Records to process:
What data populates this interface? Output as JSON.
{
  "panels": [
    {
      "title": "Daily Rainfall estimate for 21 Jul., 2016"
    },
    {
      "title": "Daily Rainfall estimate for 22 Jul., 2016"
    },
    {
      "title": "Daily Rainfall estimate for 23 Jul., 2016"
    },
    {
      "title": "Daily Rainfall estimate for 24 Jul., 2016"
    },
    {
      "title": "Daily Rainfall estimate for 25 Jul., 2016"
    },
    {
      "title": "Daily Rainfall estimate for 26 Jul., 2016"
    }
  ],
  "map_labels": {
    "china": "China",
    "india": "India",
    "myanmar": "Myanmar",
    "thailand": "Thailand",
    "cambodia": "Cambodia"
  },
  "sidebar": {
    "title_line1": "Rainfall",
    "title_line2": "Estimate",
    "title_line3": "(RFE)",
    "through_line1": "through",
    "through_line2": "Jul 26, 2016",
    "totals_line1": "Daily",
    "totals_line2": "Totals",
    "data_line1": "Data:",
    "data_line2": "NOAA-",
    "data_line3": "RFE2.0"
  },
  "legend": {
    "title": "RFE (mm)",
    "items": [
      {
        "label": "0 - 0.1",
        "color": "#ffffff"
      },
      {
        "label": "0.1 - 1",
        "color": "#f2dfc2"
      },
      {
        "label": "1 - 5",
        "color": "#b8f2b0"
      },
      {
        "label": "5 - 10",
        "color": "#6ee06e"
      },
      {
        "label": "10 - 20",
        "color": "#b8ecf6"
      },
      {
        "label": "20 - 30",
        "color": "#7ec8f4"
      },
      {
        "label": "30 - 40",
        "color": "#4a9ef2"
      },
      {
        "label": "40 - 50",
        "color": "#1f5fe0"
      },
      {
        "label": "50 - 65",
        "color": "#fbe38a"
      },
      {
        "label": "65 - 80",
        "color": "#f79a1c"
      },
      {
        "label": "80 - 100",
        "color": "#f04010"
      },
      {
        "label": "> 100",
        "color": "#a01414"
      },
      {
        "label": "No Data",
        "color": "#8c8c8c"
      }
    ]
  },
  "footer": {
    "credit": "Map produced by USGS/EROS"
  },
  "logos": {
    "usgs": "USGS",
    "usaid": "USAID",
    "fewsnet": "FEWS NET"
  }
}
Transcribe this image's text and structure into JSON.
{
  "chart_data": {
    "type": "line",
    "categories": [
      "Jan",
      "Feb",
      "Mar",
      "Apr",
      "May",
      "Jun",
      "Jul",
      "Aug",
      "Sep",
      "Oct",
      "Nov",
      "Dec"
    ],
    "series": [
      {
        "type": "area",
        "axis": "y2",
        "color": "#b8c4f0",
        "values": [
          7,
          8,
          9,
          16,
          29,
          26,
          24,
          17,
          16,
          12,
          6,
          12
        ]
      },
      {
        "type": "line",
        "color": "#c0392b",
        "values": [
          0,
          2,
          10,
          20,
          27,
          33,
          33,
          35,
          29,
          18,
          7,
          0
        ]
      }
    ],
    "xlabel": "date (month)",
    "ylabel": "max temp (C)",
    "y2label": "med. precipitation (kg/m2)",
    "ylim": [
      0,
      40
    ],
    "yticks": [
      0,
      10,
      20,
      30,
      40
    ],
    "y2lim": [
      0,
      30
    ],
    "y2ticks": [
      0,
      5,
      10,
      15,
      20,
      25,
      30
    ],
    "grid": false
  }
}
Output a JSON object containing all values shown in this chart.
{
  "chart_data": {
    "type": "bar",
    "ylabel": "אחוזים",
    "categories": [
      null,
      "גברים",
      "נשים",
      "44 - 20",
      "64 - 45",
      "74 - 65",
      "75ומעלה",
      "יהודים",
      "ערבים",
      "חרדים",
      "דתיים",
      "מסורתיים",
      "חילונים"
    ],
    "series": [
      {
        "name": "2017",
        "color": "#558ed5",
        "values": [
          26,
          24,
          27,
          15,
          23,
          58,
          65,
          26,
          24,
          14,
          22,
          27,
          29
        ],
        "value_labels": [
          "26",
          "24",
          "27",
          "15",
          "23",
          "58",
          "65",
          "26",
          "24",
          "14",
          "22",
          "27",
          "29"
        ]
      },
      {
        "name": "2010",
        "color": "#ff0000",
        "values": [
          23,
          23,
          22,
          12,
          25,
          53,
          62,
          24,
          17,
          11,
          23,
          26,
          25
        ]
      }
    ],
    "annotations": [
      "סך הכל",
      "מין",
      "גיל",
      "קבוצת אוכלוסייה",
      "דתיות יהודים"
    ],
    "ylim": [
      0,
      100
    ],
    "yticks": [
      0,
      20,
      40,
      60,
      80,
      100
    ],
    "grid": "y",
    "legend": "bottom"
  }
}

Task description: Print out all the entries precisely as written.

Output of the exercise:
What data populates this interface? Output as JSON.
{
  "panels": [
    {
      "title": "Daily Rainfall estimate for 21 Jul., 2016"
    },
    {
      "title": "Daily Rainfall estimate for 22 Jul., 2016"
    },
    {
      "title": "Daily Rainfall estimate for 23 Jul., 2016"
    },
    {
      "title": "Daily Rainfall estimate for 24 Jul., 2016"
    },
    {
      "title": "Daily Rainfall estimate for 25 Jul., 2016"
    },
    {
      "title": "Daily Rainfall estimate for 26 Jul., 2016"
    }
  ],
  "map_labels": {
    "china": "China",
    "india": "India",
    "myanmar": "Myanmar",
    "thailand": "Thailand",
    "cambodia": "Cambodia"
  },
  "sidebar": {
    "title_line1": "Rainfall",
    "title_line2": "Estimate",
    "title_line3": "(RFE)",
    "through_line1": "through",
    "through_line2": "Jul 26, 2016",
    "totals_line1": "Daily",
    "totals_line2": "Totals",
    "data_line1": "Data:",
    "data_line2": "NOAA-",
    "data_line3": "RFE2.0"
  },
  "legend": {
    "title": "RFE (mm)",
    "items": [
      {
        "label": "0 - 0.1",
        "color": "#ffffff"
      },
      {
        "label": "0.1 - 1",
        "color": "#f2dfc2"
      },
      {
        "label": "1 - 5",
        "color": "#b8f2b0"
      },
      {
        "label": "5 - 10",
        "color": "#6ee06e"
      },
      {
        "label": "10 - 20",
        "color": "#b8ecf6"
      },
      {
        "label": "20 - 30",
        "color": "#7ec8f4"
      },
      {
        "label": "30 - 40",
        "color": "#4a9ef2"
      },
      {
        "label": "40 - 50",
        "color": "#1f5fe0"
      },
      {
        "label": "50 - 65",
        "color": "#fbe38a"
      },
      {
        "label": "65 - 80",
        "color": "#f79a1c"
      },
      {
        "label": "80 - 100",
        "color": "#f04010"
      },
      {
        "label": "> 100",
        "color": "#a01414"
      },
      {
        "label": "No Data",
        "color": "#8c8c8c"
      }
    ]
  },
  "footer": {
    "credit": "Map produced by USGS/EROS"
  },
  "logos": {
    "usgs": "USGS",
    "usaid": "USAID",
    "fewsnet": "FEWS NET"
  }
}
Transcribe this image's text and structure into JSON.
{
  "chart_data": {
    "type": "line",
    "categories": [
      "Jan",
      "Feb",
      "Mar",
      "Apr",
      "May",
      "Jun",
      "Jul",
      "Aug",
      "Sep",
      "Oct",
      "Nov",
      "Dec"
    ],
    "series": [
      {
        "type": "area",
        "axis": "y2",
        "color": "#b8c4f0",
        "values": [
          7,
          8,
          9,
          16,
          29,
          26,
          24,
          17,
          16,
          12,
          6,
          12
        ]
      },
      {
        "type": "line",
        "color": "#c0392b",
        "values": [
          0,
          2,
          10,
          20,
          27,
          33,
          33,
          35,
          29,
          18,
          7,
          0
        ]
      }
    ],
    "xlabel": "date (month)",
    "ylabel": "max temp (C)",
    "y2label": "med. precipitation (kg/m2)",
    "ylim": [
      0,
      40
    ],
    "yticks": [
      0,
      10,
      20,
      30,
      40
    ],
    "y2lim": [
      0,
      30
    ],
    "y2ticks": [
      0,
      5,
      10,
      15,
      20,
      25,
      30
    ],
    "grid": false
  }
}
Output a JSON object containing all values shown in this chart.
{
  "chart_data": {
    "type": "bar",
    "ylabel": "אחוזים",
    "categories": [
      null,
      "גברים",
      "נשים",
      "44 - 20",
      "64 - 45",
      "74 - 65",
      "75ומעלה",
      "יהודים",
      "ערבים",
      "חרדים",
      "דתיים",
      "מסורתיים",
      "חילונים"
    ],
    "series": [
      {
        "name": "2017",
        "color": "#558ed5",
        "values": [
          26,
          24,
          27,
          15,
          23,
          58,
          65,
          26,
          24,
          14,
          22,
          27,
          29
        ],
        "value_labels": [
          "26",
          "24",
          "27",
          "15",
          "23",
          "58",
          "65",
          "26",
          "24",
          "14",
          "22",
          "27",
          "29"
        ]
      },
      {
        "name": "2010",
        "color": "#ff0000",
        "values": [
          23,
          23,
          22,
          12,
          25,
          53,
          62,
          24,
          17,
          11,
          23,
          26,
          25
        ]
      }
    ],
    "annotations": [
      "סך הכל",
      "מין",
      "גיל",
      "קבוצת אוכלוסייה",
      "דתיות יהודים"
    ],
    "ylim": [
      0,
      100
    ],
    "yticks": [
      0,
      20,
      40,
      60,
      80,
      100
    ],
    "grid": "y",
    "legend": "bottom"
  }
}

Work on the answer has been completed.